Copy each line that has the string "대답했다" somewhere in it.

BEGIN ENTRIES SUPPLIED

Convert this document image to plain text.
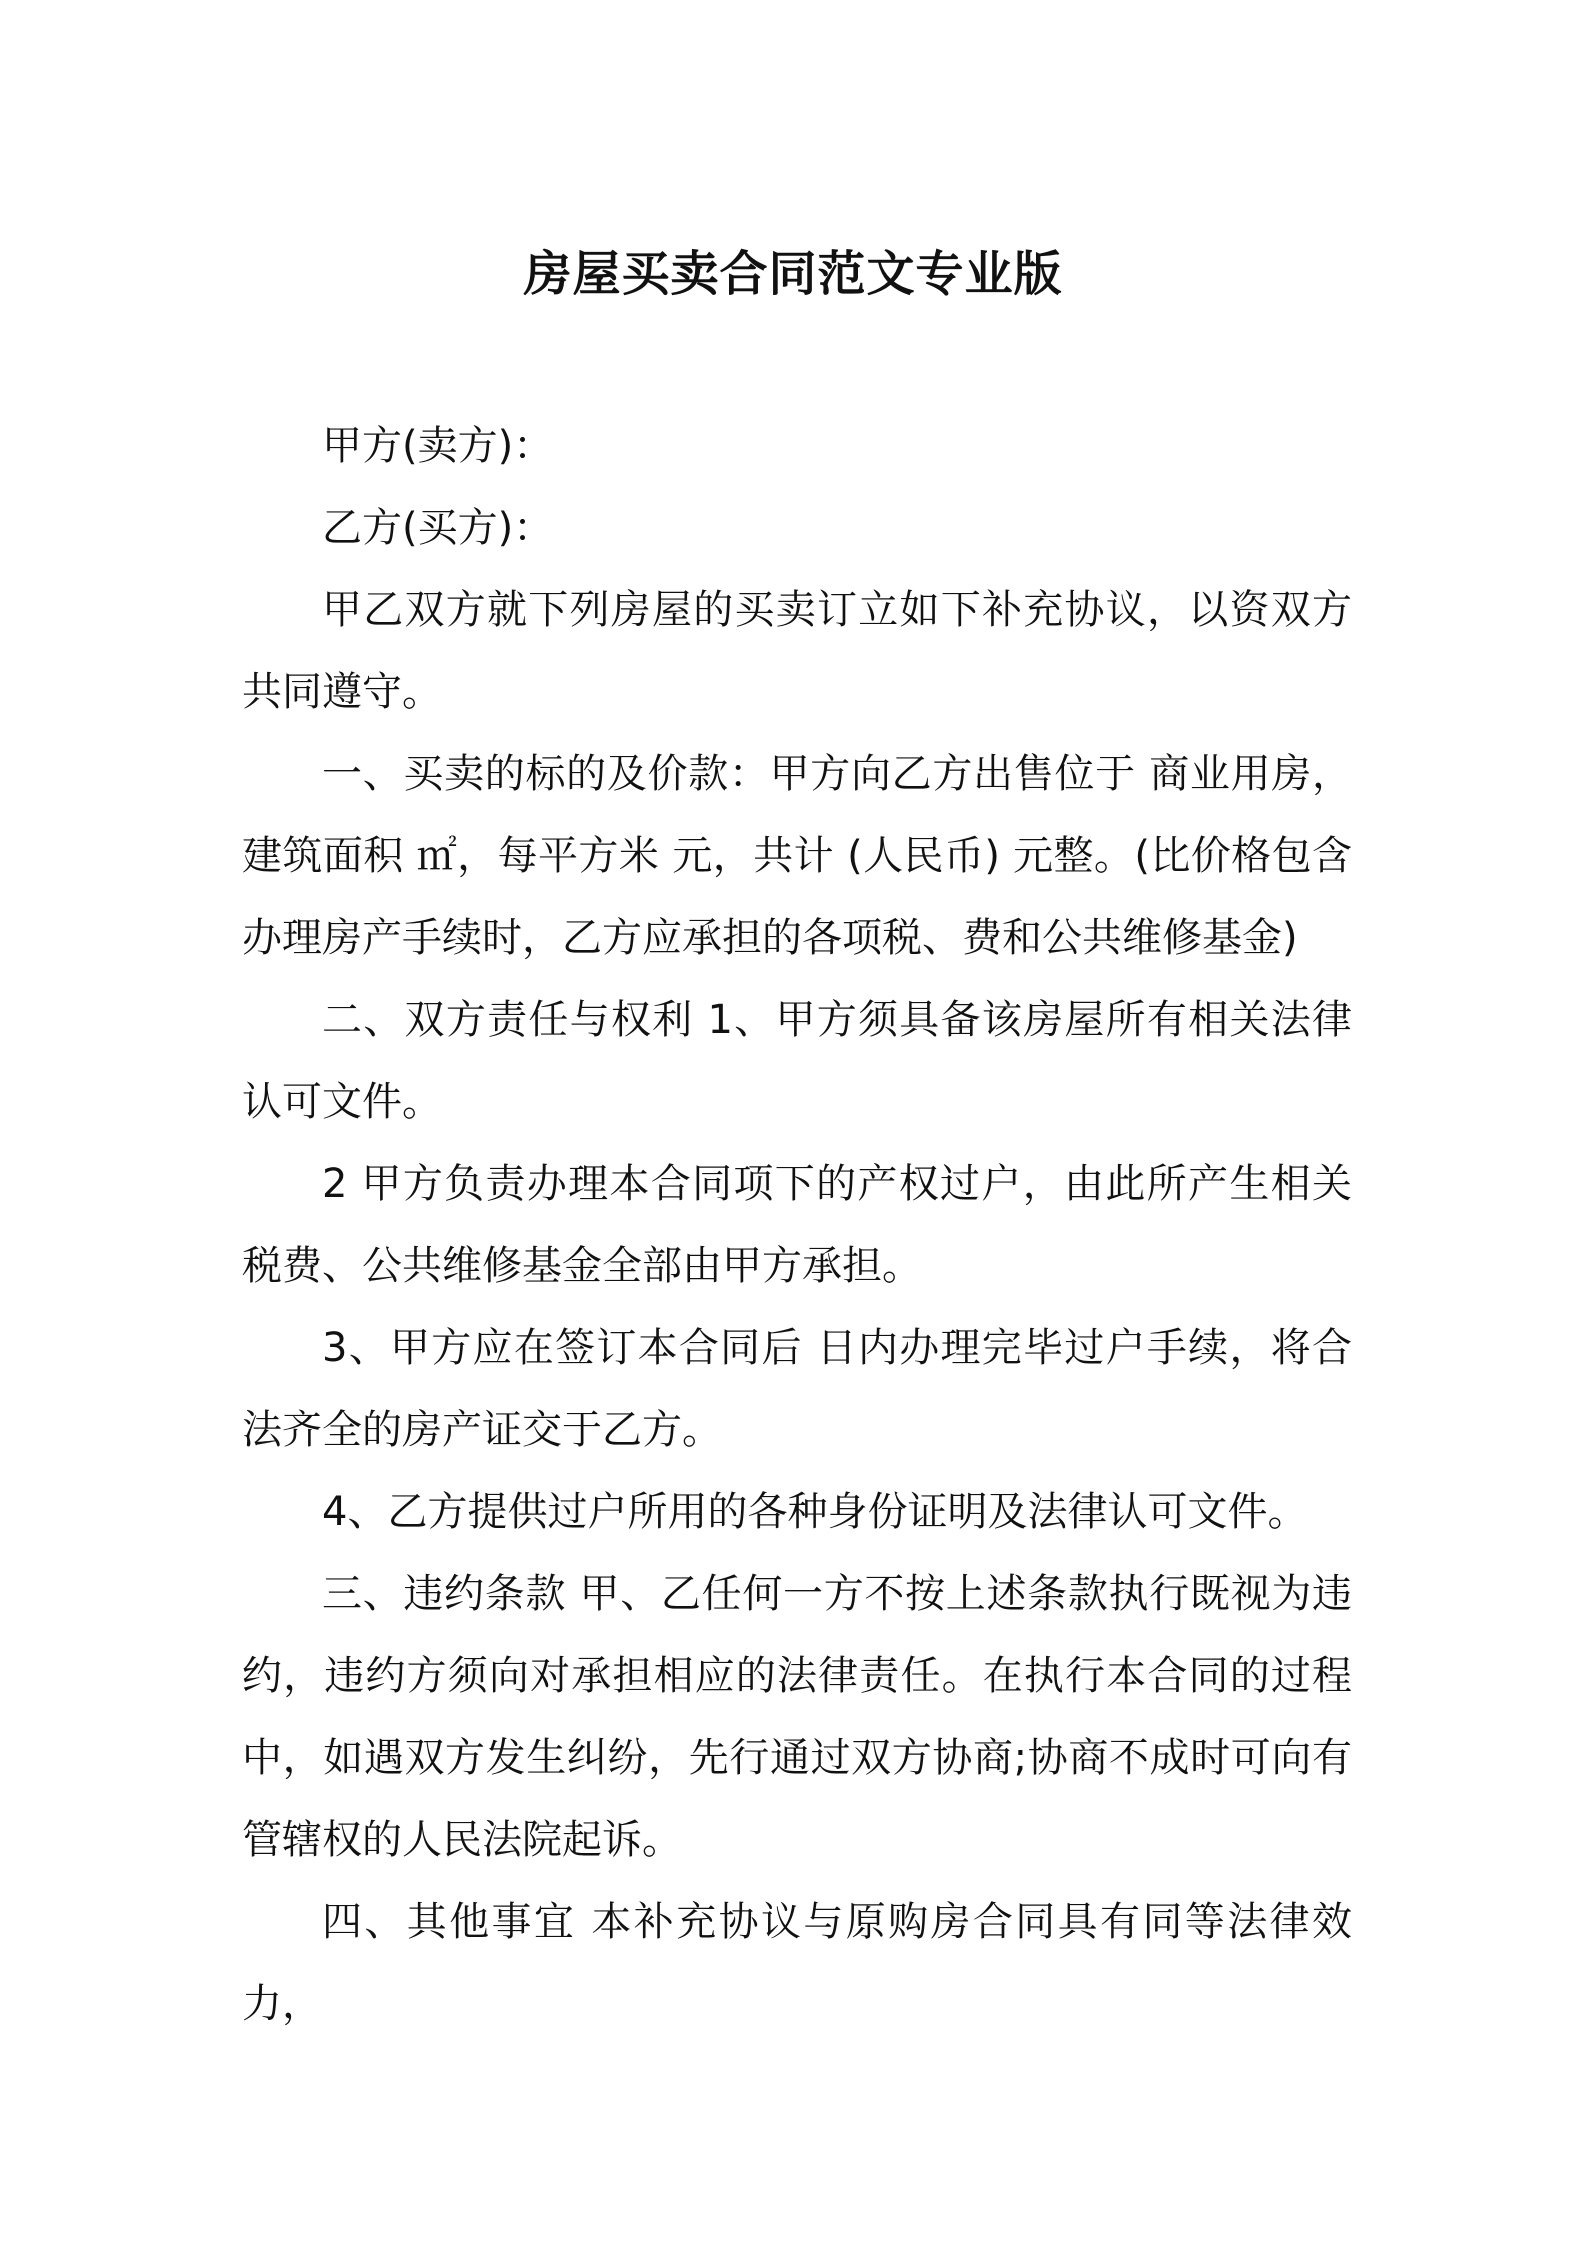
房屋买卖合同范文专业版

甲方(卖方)：

乙方(买方)：

甲乙双方就下列房屋的买卖订立如下补充协议，以资双方共同遵守。

一、买卖的标的及价款：甲方向乙方出售位于 商业用房，建筑面积 ㎡，每平方米 元，共计 (人民币) 元整。(比价格包含办理房产手续时，乙方应承担的各项税、费和公共维修基金)

二、双方责任与权利 1、甲方须具备该房屋所有相关法律认可文件。

2 甲方负责办理本合同项下的产权过户，由此所产生相关税费、公共维修基金全部由甲方承担。

3、甲方应在签订本合同后 日内办理完毕过户手续，将合法齐全的房产证交于乙方。

4、乙方提供过户所用的各种身份证明及法律认可文件。

三、违约条款 甲、乙任何一方不按上述条款执行既视为违约，违约方须向对承担相应的法律责任。在执行本合同的过程中，如遇双方发生纠纷，先行通过双方协商;协商不成时可向有管辖权的人民法院起诉。

四、其他事宜 本补充协议与原购房合同具有同等法律效力，
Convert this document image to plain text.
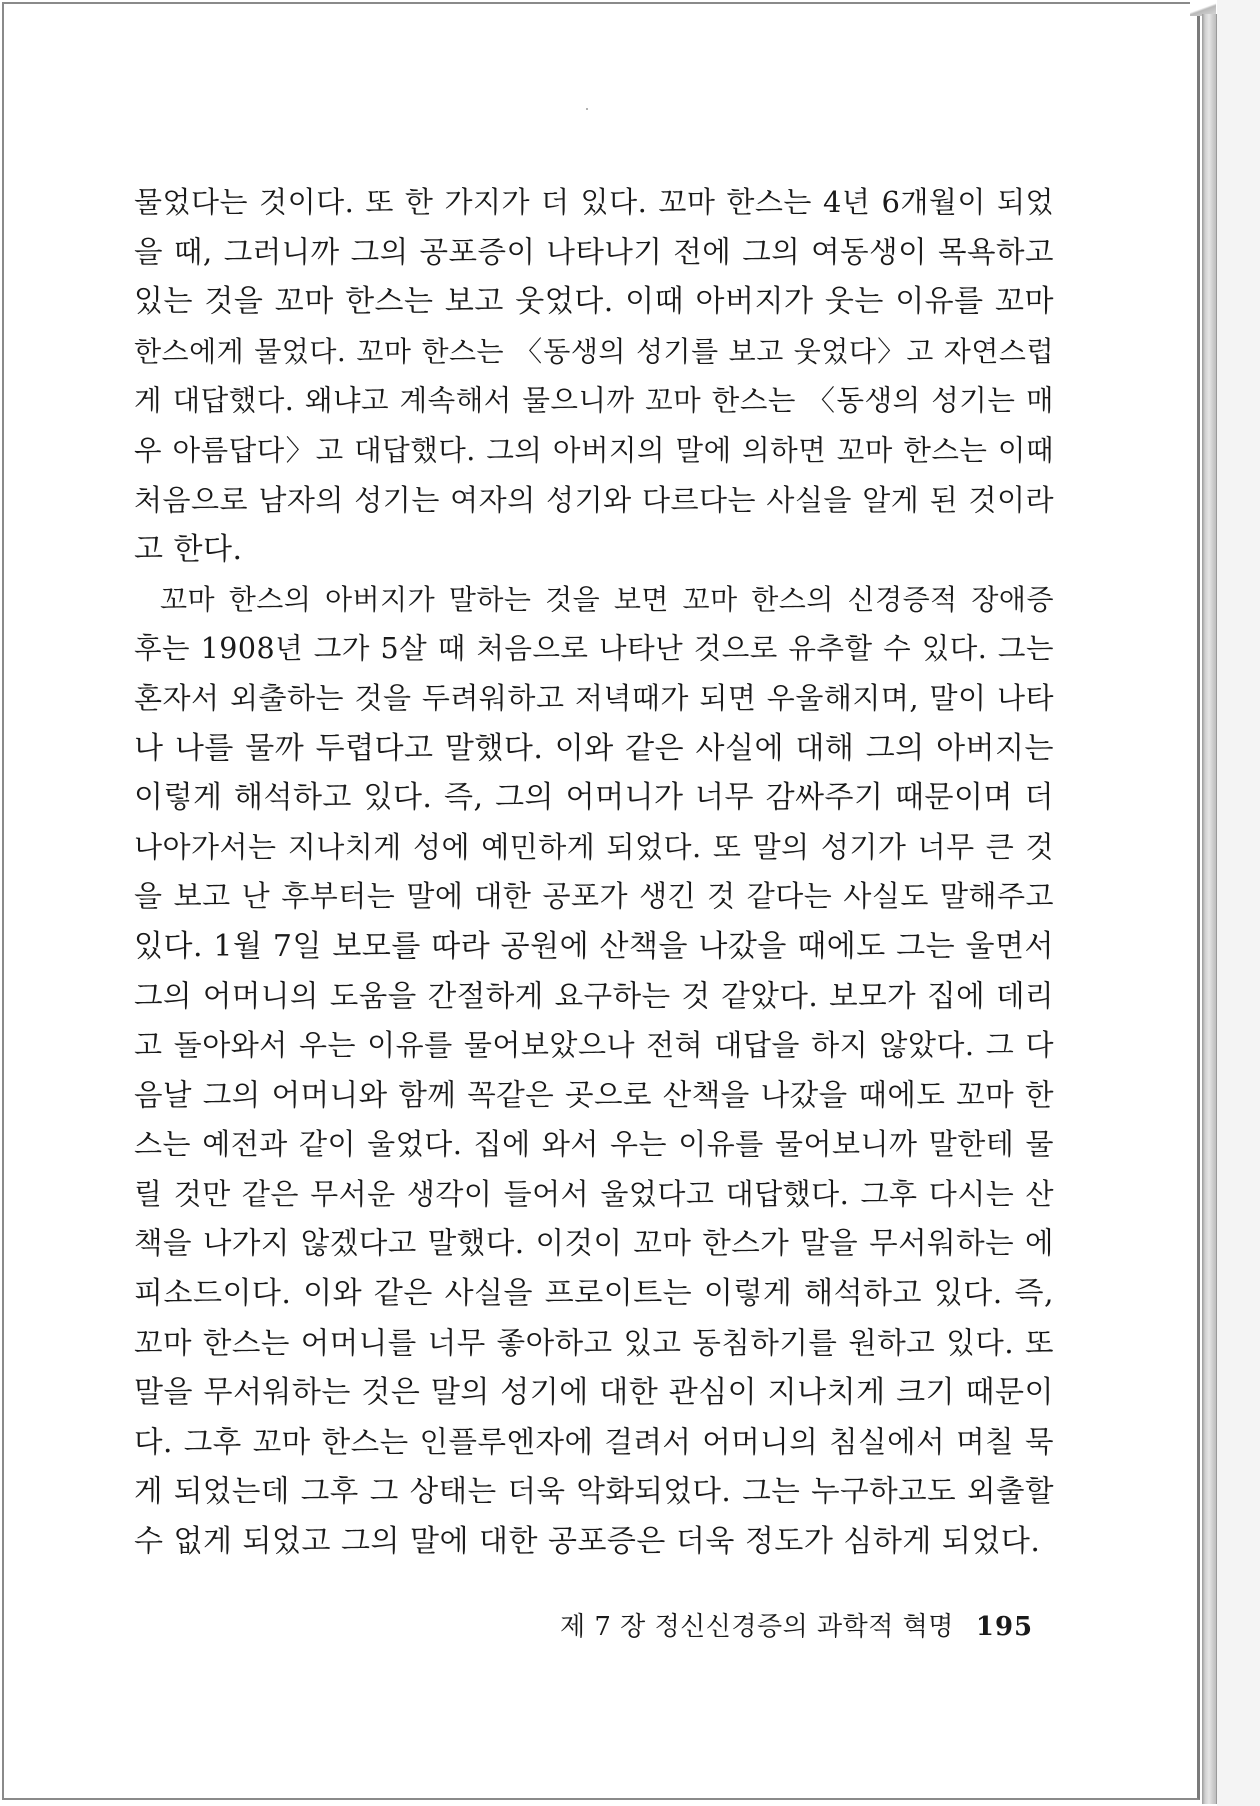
물었다는 것이다. 또 한 가지가 더 있다. 꼬마 한스는 4년 6개월이 되었
을 때, 그러니까 그의 공포증이 나타나기 전에 그의 여동생이 목욕하고
있는 것을 꼬마 한스는 보고 웃었다. 이때 아버지가 웃는 이유를 꼬마
한스에게 물었다. 꼬마 한스는 〈동생의 성기를 보고 웃었다〉고 자연스럽
게 대답했다. 왜냐고 계속해서 물으니까 꼬마 한스는 〈동생의 성기는 매
우 아름답다〉고 대답했다. 그의 아버지의 말에 의하면 꼬마 한스는 이때
처음으로 남자의 성기는 여자의 성기와 다르다는 사실을 알게 된 것이라
고 한다.
꼬마 한스의 아버지가 말하는 것을 보면 꼬마 한스의 신경증적 장애증
후는 1908년 그가 5살 때 처음으로 나타난 것으로 유추할 수 있다. 그는
혼자서 외출하는 것을 두려워하고 저녁때가 되면 우울해지며, 말이 나타
나 나를 물까 두렵다고 말했다. 이와 같은 사실에 대해 그의 아버지는
이렇게 해석하고 있다. 즉, 그의 어머니가 너무 감싸주기 때문이며 더
나아가서는 지나치게 성에 예민하게 되었다. 또 말의 성기가 너무 큰 것
을 보고 난 후부터는 말에 대한 공포가 생긴 것 같다는 사실도 말해주고
있다. 1월 7일 보모를 따라 공원에 산책을 나갔을 때에도 그는 울면서
그의 어머니의 도움을 간절하게 요구하는 것 같았다. 보모가 집에 데리
고 돌아와서 우는 이유를 물어보았으나 전혀 대답을 하지 않았다. 그 다
음날 그의 어머니와 함께 꼭같은 곳으로 산책을 나갔을 때에도 꼬마 한
스는 예전과 같이 울었다. 집에 와서 우는 이유를 물어보니까 말한테 물
릴 것만 같은 무서운 생각이 들어서 울었다고 대답했다. 그후 다시는 산
책을 나가지 않겠다고 말했다. 이것이 꼬마 한스가 말을 무서워하는 에
피소드이다. 이와 같은 사실을 프로이트는 이렇게 해석하고 있다. 즉,
꼬마 한스는 어머니를 너무 좋아하고 있고 동침하기를 원하고 있다. 또
말을 무서워하는 것은 말의 성기에 대한 관심이 지나치게 크기 때문이
다. 그후 꼬마 한스는 인플루엔자에 걸려서 어머니의 침실에서 며칠 묵
게 되었는데 그후 그 상태는 더욱 악화되었다. 그는 누구하고도 외출할
수 없게 되었고 그의 말에 대한 공포증은 더욱 정도가 심하게 되었다.
제 7 장 정신신경증의 과학적 혁명 195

END ENTRIES SUPPLIED

## [SOLVED EXERCISE]
게 대답했다. 왜냐고 계속해서 물으니까 꼬마 한스는 〈동생의 성기는 매
우 아름답다〉고 대답했다. 그의 아버지의 말에 의하면 꼬마 한스는 이때
릴 것만 같은 무서운 생각이 들어서 울었다고 대답했다. 그후 다시는 산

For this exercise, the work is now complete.